RECORDS:
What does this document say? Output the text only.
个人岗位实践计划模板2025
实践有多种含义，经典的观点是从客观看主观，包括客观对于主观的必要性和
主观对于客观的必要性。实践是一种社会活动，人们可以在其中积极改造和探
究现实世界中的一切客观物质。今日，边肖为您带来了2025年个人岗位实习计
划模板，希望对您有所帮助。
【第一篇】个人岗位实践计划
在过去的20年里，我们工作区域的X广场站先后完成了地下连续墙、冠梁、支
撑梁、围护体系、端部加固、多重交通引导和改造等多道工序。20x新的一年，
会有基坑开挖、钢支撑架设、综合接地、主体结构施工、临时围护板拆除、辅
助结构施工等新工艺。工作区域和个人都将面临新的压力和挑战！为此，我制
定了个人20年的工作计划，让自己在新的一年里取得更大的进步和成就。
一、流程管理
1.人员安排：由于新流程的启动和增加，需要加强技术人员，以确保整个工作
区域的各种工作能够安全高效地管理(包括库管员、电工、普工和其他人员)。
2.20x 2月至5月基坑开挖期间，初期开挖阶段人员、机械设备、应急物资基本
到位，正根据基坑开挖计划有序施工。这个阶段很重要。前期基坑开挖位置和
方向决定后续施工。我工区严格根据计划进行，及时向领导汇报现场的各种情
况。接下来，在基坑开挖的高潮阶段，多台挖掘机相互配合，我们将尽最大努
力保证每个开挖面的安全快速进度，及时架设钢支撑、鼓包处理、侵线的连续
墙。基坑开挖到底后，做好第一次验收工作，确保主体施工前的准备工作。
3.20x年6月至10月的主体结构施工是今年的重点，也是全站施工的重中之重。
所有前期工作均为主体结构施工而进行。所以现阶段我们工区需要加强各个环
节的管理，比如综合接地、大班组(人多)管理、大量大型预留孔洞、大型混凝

PROBLEM TO SOLVE: Output the full listing exactly as it stands.

REPLY TO THE EXERCISE:
What does this document say? Output the text only.
个人岗位实践计划模板2025
实践有多种含义，经典的观点是从客观看主观，包括客观对于主观的必要性和
主观对于客观的必要性。实践是一种社会活动，人们可以在其中积极改造和探
究现实世界中的一切客观物质。今日，边肖为您带来了2025年个人岗位实习计
划模板，希望对您有所帮助。
【第一篇】个人岗位实践计划
在过去的20年里，我们工作区域的X广场站先后完成了地下连续墙、冠梁、支
撑梁、围护体系、端部加固、多重交通引导和改造等多道工序。20x新的一年，
会有基坑开挖、钢支撑架设、综合接地、主体结构施工、临时围护板拆除、辅
助结构施工等新工艺。工作区域和个人都将面临新的压力和挑战！为此，我制
定了个人20年的工作计划，让自己在新的一年里取得更大的进步和成就。
一、流程管理
1.人员安排：由于新流程的启动和增加，需要加强技术人员，以确保整个工作
区域的各种工作能够安全高效地管理(包括库管员、电工、普工和其他人员)。
2.20x 2月至5月基坑开挖期间，初期开挖阶段人员、机械设备、应急物资基本
到位，正根据基坑开挖计划有序施工。这个阶段很重要。前期基坑开挖位置和
方向决定后续施工。我工区严格根据计划进行，及时向领导汇报现场的各种情
况。接下来，在基坑开挖的高潮阶段，多台挖掘机相互配合，我们将尽最大努
力保证每个开挖面的安全快速进度，及时架设钢支撑、鼓包处理、侵线的连续
墙。基坑开挖到底后，做好第一次验收工作，确保主体施工前的准备工作。
3.20x年6月至10月的主体结构施工是今年的重点，也是全站施工的重中之重。
所有前期工作均为主体结构施工而进行。所以现阶段我们工区需要加强各个环
节的管理，比如综合接地、大班组(人多)管理、大量大型预留孔洞、大型混凝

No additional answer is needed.